FRAGMENT DOKUMENTU.
Badanie to wykazuje, że zarówno UST, jak i UPA są skutecznymi i bezpiecznymi opcjami leczenia biologicznie doświadczonego wrzodziejącego zapalenia jelita grubego. Jeśli chodzi o skuteczność, chociaż UPA wykazywał numerycznie wyższe wskaźniki remisji i odpowiedzi w porównaniu z UST, różnica nie była statystycznie istotna. Zaobserwowano również ogólne podobieństwo w ich profilach bezpieczeństwa, ponieważ żaden z leków nie prowadził do negatywnego wpływu na funkcję wątroby lub nerek. Jednakże, w grupie UPA wykryto wzrosty całkowitego cholesterolu, LDL i HDL, podczas gdy UST nie wpływał na te parametry.
Nasze badanie dostarcza wstępnych danych dla przyszłych prospektywnych i bardziej kompleksowych badań ze względu na jego retrospektywny charakter i ograniczoną wielkość próby. Ostatecznie, na podstawie tych porównawczych danych dotyczących skuteczności i bezpieczeństwa, nasze ustalenia sugerują konkretne wskazówki dla praktyki klinicznej: upadacitinib (UPA) może być preferowanym wyborem dla pacjentów wymagających szybkiego początku działania, podczas gdy ustekinumab (UST) może być preferowany dla pacjentów z istniejącymi wcześniej lub wysokim ryzykiem czynników sercowo-naczyniowych ze względu na jego neutralny wpływ na profil lipidowy.
Podsumowanie
Badanie porównujące ustekinumab (UST) i upadacitinib (UPA) w leczeniu wrzodziejącego zapalenia jelita grubego u pacjentów z wcześniejszą ekspozycją na leki biologiczne wykazało, że oba preparaty są skutecznymi i bezpiecznymi opcjami terapeutycznymi. W retrospektywnym badaniu kohortowym obejmującym 89 pacjentów (57 otrzymujących UST i 32 otrzymujących UPA) nie stwierdzono istotnych statystycznie różnic w zakresie wskaźników remisji klinicznej i odpowiedzi na leczenie, choć UPA wykazywał numerycznie wyższe wartości tych parametrów. Wskaźnik odpowiedzi klinicznej dla UST wyniósł 84,2 procent w 14 tygodniu, podczas gdy dla UPA osiągnął 93,75 procent, jednak różnica ta nie była statystycznie znamienna. W fazie podtrzymującej (24 tydzień) wskaźniki remisji klinicznej wyniosły odpowiednio 58,3 procent dla UST i 63,3 procent dla UPA. Istotną różnicę zaobserwowano w biochemicznej odpowiedzi na leczenie – grupa otrzymująca UPA wykazała bardziej skuteczne zmniejszenie wartości kalprotektyny w kale i białka C-reaktywnego w porównaniu z grupą UST. Pod względem bezpieczeństwa, oba leki charakteryzowały się korzystnym profilem, nie wpływając negatywnie na funkcję wątroby czy nerek. Kluczową różnicą było to, że UPA powodował wzrost parametrów lipidowych (cholesterol całkowity, LDL i HDL), podczas gdy UST nie wpływał na te wskaźniki. Ponadto UPA wymagał rzadszego jednoczesnego stosowania kortykosteroidów ze względu na szybszy początek działania. Wyniki sugerują, że wybór między tymi lekami powinien być indywidualizowany – UPA może być preferowany u pacjentów wymagających szybkiej odpowiedzi terapeutycznej, natomiast UST stanowi lepszą opcję dla osób z istniejącymi czynnikami ryzyka sercowo-naczyniowego lub zaburzeniami lipidowymi.

CO ZROBIĆ.
Zredaguj fragment tekstu o leczeniu wrzodziejącego zapalenia jelita grubego, który otwierają słowa „Badanie to wykazuje, że”, a zamykają „na te parametry.”. Zamień w nim „negatywnego wpływu” na „szkodliwego wpływu”.

MATERIAŁ ŹRÓDŁOWY.
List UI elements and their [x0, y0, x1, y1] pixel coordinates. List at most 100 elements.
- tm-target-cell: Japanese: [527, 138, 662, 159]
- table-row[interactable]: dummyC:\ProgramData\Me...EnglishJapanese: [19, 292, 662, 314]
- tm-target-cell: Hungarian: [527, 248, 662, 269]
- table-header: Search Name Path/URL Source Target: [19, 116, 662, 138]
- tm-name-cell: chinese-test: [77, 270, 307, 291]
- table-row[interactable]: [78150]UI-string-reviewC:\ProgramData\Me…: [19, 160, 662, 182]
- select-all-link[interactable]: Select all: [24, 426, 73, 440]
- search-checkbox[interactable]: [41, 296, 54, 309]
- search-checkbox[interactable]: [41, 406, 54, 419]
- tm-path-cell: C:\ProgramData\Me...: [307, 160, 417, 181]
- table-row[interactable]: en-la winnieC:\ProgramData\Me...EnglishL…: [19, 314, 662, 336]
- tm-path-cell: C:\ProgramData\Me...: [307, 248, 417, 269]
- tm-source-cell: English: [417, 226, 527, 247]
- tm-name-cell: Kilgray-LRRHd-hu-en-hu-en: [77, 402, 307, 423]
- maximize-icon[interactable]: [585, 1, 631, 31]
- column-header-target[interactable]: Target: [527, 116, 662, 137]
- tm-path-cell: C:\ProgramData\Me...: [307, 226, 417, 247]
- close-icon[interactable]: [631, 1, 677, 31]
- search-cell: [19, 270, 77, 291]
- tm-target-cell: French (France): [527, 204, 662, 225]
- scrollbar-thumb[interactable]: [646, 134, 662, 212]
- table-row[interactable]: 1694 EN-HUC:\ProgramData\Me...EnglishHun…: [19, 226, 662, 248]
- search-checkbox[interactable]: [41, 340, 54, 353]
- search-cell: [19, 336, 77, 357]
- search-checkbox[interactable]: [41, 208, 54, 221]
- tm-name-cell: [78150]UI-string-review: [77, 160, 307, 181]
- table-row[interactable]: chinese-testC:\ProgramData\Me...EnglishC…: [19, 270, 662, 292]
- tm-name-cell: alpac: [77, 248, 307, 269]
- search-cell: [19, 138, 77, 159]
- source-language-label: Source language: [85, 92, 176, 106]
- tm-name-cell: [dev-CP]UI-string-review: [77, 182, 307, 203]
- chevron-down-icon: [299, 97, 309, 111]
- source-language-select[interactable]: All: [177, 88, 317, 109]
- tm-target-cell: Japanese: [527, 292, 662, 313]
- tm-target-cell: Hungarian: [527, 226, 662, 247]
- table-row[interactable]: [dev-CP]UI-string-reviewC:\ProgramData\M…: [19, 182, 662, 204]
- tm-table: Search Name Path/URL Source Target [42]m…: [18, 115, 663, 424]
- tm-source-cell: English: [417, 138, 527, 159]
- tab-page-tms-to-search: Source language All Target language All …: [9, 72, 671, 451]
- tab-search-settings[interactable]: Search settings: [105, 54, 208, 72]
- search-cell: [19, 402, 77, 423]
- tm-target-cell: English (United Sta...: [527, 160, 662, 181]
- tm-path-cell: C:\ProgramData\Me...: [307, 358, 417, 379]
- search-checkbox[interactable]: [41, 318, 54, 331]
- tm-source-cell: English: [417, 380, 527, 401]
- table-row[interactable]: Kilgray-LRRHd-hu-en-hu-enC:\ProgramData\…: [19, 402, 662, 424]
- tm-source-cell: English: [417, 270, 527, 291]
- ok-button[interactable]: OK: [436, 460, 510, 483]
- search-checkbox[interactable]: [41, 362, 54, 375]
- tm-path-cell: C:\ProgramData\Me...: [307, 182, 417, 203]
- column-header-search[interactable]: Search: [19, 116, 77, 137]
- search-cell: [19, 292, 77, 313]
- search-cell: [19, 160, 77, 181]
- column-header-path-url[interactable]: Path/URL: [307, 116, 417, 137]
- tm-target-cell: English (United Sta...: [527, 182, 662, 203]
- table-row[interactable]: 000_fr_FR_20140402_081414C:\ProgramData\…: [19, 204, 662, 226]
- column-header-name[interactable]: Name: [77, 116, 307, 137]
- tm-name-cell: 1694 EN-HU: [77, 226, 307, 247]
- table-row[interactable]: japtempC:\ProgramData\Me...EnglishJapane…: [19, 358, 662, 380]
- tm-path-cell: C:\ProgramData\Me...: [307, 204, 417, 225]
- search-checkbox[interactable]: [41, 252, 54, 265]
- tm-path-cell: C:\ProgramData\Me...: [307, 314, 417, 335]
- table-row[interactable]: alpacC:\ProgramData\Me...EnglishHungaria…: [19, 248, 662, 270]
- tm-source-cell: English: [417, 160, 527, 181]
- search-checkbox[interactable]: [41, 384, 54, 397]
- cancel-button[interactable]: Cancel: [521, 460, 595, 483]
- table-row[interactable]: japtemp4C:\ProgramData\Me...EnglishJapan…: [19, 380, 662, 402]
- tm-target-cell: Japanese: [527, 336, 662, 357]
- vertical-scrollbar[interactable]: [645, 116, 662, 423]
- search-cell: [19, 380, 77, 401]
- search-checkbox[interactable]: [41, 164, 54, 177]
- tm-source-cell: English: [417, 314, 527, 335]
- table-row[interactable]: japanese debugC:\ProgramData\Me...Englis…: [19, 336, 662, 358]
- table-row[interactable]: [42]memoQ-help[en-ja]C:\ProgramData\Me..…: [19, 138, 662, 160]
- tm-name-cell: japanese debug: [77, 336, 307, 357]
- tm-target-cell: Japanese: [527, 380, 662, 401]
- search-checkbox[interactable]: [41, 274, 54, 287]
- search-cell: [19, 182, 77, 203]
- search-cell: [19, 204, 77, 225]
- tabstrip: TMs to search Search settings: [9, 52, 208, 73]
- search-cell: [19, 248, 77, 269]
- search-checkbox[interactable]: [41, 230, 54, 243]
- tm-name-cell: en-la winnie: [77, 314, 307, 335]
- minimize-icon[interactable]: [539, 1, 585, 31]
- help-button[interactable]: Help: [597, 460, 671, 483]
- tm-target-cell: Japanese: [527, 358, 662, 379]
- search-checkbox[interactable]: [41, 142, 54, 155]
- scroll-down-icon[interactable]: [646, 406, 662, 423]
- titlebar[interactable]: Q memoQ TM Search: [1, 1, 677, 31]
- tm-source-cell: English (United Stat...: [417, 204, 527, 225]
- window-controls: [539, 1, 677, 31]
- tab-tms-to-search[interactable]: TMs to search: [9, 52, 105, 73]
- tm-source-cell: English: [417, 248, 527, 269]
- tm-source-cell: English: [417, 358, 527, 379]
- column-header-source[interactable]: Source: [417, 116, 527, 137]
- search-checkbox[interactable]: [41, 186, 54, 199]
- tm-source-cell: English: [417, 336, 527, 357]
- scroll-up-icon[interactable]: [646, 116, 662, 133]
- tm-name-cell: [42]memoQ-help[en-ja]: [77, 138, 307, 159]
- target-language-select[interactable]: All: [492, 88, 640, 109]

ROZWIĄZANIE ZADANIA.
Badanie to wykazuje, że zarówno UST, jak i UPA są skutecznymi i bezpiecznymi opcjami leczenia biologicznie doświadczonego wrzodziejącego zapalenia jelita grubego. Jeśli chodzi o skuteczność, chociaż UPA wykazywał numerycznie wyższe wskaźniki remisji i odpowiedzi w porównaniu z UST, różnica nie była statystycznie istotna. Zaobserwowano również ogólne podobieństwo w ich profilach bezpieczeństwa, ponieważ żaden z leków nie prowadził do szkodliwego wpływu na funkcję wątroby lub nerek. Jednakże, w grupie UPA wykryto wzrosty całkowitego cholesterolu, LDL i HDL, podczas gdy UST nie wpływał na te parametry.